Print all the records exactly, please.
┌─ LISTED RECORDS
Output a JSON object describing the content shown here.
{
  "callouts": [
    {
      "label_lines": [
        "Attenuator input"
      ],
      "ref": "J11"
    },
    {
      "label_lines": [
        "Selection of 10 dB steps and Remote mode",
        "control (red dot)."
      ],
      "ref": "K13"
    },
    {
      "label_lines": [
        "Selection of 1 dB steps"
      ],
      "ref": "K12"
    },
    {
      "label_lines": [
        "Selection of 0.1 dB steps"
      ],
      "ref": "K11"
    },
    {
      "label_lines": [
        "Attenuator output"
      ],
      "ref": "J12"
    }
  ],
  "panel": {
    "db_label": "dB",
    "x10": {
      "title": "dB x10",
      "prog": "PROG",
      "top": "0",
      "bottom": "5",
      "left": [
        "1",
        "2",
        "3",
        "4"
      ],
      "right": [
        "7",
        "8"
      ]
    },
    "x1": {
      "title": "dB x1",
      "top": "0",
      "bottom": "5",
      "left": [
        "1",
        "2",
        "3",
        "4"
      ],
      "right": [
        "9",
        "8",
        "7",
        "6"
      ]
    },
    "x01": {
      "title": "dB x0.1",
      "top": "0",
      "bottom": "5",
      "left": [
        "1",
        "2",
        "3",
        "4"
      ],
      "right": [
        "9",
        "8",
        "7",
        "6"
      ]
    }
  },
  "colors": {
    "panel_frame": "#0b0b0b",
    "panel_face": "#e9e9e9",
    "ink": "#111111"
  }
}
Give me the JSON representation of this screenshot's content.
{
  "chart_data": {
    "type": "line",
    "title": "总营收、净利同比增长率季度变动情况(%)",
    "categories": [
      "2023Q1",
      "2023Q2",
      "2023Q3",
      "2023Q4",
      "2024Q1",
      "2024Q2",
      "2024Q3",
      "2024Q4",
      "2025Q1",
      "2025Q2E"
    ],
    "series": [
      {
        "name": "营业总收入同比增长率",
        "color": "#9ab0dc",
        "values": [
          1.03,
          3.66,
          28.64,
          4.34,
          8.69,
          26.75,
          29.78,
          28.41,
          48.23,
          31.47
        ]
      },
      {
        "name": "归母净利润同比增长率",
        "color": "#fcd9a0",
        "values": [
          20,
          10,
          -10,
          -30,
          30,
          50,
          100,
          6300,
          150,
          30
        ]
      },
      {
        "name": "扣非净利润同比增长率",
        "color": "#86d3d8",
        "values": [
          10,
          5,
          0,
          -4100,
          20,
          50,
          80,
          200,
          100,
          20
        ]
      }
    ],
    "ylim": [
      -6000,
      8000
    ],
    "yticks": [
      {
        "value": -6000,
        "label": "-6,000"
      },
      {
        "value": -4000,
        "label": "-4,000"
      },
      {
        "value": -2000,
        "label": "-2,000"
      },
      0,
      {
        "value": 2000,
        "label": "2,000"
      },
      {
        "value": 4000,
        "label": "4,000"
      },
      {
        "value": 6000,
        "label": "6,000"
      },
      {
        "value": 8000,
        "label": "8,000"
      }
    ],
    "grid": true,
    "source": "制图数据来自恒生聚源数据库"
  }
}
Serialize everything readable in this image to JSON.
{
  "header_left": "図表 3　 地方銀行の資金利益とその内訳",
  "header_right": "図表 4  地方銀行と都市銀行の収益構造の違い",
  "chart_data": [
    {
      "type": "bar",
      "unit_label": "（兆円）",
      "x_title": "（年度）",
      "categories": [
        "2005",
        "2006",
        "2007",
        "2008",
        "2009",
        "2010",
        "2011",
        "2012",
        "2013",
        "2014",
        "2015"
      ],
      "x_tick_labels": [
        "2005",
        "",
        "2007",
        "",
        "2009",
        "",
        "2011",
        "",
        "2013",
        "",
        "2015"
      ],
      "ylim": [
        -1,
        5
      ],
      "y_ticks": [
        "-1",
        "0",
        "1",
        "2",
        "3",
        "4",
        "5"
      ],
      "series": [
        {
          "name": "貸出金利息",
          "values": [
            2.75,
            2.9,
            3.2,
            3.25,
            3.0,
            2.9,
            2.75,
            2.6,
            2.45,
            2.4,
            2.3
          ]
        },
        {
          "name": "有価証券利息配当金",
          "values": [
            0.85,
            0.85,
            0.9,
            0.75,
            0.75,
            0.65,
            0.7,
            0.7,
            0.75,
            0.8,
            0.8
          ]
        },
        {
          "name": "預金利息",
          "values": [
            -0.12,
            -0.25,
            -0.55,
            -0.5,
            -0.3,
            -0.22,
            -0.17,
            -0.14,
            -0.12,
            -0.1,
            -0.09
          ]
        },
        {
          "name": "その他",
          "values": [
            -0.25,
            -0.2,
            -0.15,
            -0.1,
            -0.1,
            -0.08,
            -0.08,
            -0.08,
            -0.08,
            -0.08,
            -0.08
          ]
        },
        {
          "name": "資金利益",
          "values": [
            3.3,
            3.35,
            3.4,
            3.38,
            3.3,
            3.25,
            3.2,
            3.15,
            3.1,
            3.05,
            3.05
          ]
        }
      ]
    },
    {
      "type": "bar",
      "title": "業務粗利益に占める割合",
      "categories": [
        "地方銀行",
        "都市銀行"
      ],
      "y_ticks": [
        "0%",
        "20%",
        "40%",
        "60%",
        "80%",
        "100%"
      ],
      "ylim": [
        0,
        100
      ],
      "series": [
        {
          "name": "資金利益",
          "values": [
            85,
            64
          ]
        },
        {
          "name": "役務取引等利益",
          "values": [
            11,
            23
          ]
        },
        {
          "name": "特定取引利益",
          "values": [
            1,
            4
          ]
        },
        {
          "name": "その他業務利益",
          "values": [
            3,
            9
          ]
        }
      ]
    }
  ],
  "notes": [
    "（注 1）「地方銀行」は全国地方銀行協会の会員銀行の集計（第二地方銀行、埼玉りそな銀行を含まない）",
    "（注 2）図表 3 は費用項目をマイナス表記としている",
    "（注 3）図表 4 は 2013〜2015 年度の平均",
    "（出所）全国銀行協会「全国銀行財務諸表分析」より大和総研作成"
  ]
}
└─
- ANSWER TO THE PROBLEM -
Output a JSON object describing the content shown here.
{
  "callouts": [
    {
      "label_lines": [
        "Attenuator input"
      ],
      "ref": "J11"
    },
    {
      "label_lines": [
        "Selection of 10 dB steps and Remote mode",
        "control (red dot)."
      ],
      "ref": "K13"
    },
    {
      "label_lines": [
        "Selection of 1 dB steps"
      ],
      "ref": "K12"
    },
    {
      "label_lines": [
        "Selection of 0.1 dB steps"
      ],
      "ref": "K11"
    },
    {
      "label_lines": [
        "Attenuator output"
      ],
      "ref": "J12"
    }
  ],
  "panel": {
    "db_label": "dB",
    "x10": {
      "title": "dB x10",
      "prog": "PROG",
      "top": "0",
      "bottom": "5",
      "left": [
        "1",
        "2",
        "3",
        "4"
      ],
      "right": [
        "7",
        "8"
      ]
    },
    "x1": {
      "title": "dB x1",
      "top": "0",
      "bottom": "5",
      "left": [
        "1",
        "2",
        "3",
        "4"
      ],
      "right": [
        "9",
        "8",
        "7",
        "6"
      ]
    },
    "x01": {
      "title": "dB x0.1",
      "top": "0",
      "bottom": "5",
      "left": [
        "1",
        "2",
        "3",
        "4"
      ],
      "right": [
        "9",
        "8",
        "7",
        "6"
      ]
    }
  },
  "colors": {
    "panel_frame": "#0b0b0b",
    "panel_face": "#e9e9e9",
    "ink": "#111111"
  }
}
Give me the JSON representation of this screenshot's content.
{
  "chart_data": {
    "type": "line",
    "title": "总营收、净利同比增长率季度变动情况(%)",
    "categories": [
      "2023Q1",
      "2023Q2",
      "2023Q3",
      "2023Q4",
      "2024Q1",
      "2024Q2",
      "2024Q3",
      "2024Q4",
      "2025Q1",
      "2025Q2E"
    ],
    "series": [
      {
        "name": "营业总收入同比增长率",
        "color": "#9ab0dc",
        "values": [
          1.03,
          3.66,
          28.64,
          4.34,
          8.69,
          26.75,
          29.78,
          28.41,
          48.23,
          31.47
        ]
      },
      {
        "name": "归母净利润同比增长率",
        "color": "#fcd9a0",
        "values": [
          20,
          10,
          -10,
          -30,
          30,
          50,
          100,
          6300,
          150,
          30
        ]
      },
      {
        "name": "扣非净利润同比增长率",
        "color": "#86d3d8",
        "values": [
          10,
          5,
          0,
          -4100,
          20,
          50,
          80,
          200,
          100,
          20
        ]
      }
    ],
    "ylim": [
      -6000,
      8000
    ],
    "yticks": [
      {
        "value": -6000,
        "label": "-6,000"
      },
      {
        "value": -4000,
        "label": "-4,000"
      },
      {
        "value": -2000,
        "label": "-2,000"
      },
      0,
      {
        "value": 2000,
        "label": "2,000"
      },
      {
        "value": 4000,
        "label": "4,000"
      },
      {
        "value": 6000,
        "label": "6,000"
      },
      {
        "value": 8000,
        "label": "8,000"
      }
    ],
    "grid": true,
    "source": "制图数据来自恒生聚源数据库"
  }
}
Serialize everything readable in this image to JSON.
{
  "header_left": "図表 3　 地方銀行の資金利益とその内訳",
  "header_right": "図表 4  地方銀行と都市銀行の収益構造の違い",
  "chart_data": [
    {
      "type": "bar",
      "unit_label": "（兆円）",
      "x_title": "（年度）",
      "categories": [
        "2005",
        "2006",
        "2007",
        "2008",
        "2009",
        "2010",
        "2011",
        "2012",
        "2013",
        "2014",
        "2015"
      ],
      "x_tick_labels": [
        "2005",
        "",
        "2007",
        "",
        "2009",
        "",
        "2011",
        "",
        "2013",
        "",
        "2015"
      ],
      "ylim": [
        -1,
        5
      ],
      "y_ticks": [
        "-1",
        "0",
        "1",
        "2",
        "3",
        "4",
        "5"
      ],
      "series": [
        {
          "name": "貸出金利息",
          "values": [
            2.75,
            2.9,
            3.2,
            3.25,
            3.0,
            2.9,
            2.75,
            2.6,
            2.45,
            2.4,
            2.3
          ]
        },
        {
          "name": "有価証券利息配当金",
          "values": [
            0.85,
            0.85,
            0.9,
            0.75,
            0.75,
            0.65,
            0.7,
            0.7,
            0.75,
            0.8,
            0.8
          ]
        },
        {
          "name": "預金利息",
          "values": [
            -0.12,
            -0.25,
            -0.55,
            -0.5,
            -0.3,
            -0.22,
            -0.17,
            -0.14,
            -0.12,
            -0.1,
            -0.09
          ]
        },
        {
          "name": "その他",
          "values": [
            -0.25,
            -0.2,
            -0.15,
            -0.1,
            -0.1,
            -0.08,
            -0.08,
            -0.08,
            -0.08,
            -0.08,
            -0.08
          ]
        },
        {
          "name": "資金利益",
          "values": [
            3.3,
            3.35,
            3.4,
            3.38,
            3.3,
            3.25,
            3.2,
            3.15,
            3.1,
            3.05,
            3.05
          ]
        }
      ]
    },
    {
      "type": "bar",
      "title": "業務粗利益に占める割合",
      "categories": [
        "地方銀行",
        "都市銀行"
      ],
      "y_ticks": [
        "0%",
        "20%",
        "40%",
        "60%",
        "80%",
        "100%"
      ],
      "ylim": [
        0,
        100
      ],
      "series": [
        {
          "name": "資金利益",
          "values": [
            85,
            64
          ]
        },
        {
          "name": "役務取引等利益",
          "values": [
            11,
            23
          ]
        },
        {
          "name": "特定取引利益",
          "values": [
            1,
            4
          ]
        },
        {
          "name": "その他業務利益",
          "values": [
            3,
            9
          ]
        }
      ]
    }
  ],
  "notes": [
    "（注 1）「地方銀行」は全国地方銀行協会の会員銀行の集計（第二地方銀行、埼玉りそな銀行を含まない）",
    "（注 2）図表 3 は費用項目をマイナス表記としている",
    "（注 3）図表 4 は 2013〜2015 年度の平均",
    "（出所）全国銀行協会「全国銀行財務諸表分析」より大和総研作成"
  ]
}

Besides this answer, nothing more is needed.